STATED TASK:
Which lines of the records contain the string "Phase"? Copy out each of them, treating uppercase and lowercase as different.

RECORDS SUPPLIED:
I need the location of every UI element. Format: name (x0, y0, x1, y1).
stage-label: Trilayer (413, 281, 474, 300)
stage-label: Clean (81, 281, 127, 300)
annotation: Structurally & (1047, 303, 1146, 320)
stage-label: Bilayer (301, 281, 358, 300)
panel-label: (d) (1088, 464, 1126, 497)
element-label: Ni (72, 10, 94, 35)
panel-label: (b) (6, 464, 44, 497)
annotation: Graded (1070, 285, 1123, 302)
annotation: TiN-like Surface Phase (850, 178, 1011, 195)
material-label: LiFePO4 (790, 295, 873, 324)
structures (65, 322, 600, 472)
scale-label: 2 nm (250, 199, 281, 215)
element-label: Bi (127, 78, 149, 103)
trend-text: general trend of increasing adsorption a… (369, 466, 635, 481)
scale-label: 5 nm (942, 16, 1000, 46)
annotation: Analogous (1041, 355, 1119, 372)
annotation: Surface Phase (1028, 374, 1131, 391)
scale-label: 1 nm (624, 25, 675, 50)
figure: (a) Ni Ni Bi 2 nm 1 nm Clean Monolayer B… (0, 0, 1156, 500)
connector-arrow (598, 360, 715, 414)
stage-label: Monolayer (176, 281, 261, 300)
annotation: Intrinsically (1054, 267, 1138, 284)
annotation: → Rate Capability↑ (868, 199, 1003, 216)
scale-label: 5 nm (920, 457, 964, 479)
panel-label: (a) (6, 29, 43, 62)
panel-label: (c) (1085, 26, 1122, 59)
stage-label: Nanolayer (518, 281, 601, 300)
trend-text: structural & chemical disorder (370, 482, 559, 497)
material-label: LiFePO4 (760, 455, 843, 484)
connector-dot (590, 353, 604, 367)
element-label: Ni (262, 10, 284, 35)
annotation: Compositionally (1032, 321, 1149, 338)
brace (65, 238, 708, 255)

TASK RESULT:
annotation: TiN-like Surface Phase (850, 178, 1011, 195)
annotation: Surface Phase (1028, 374, 1131, 391)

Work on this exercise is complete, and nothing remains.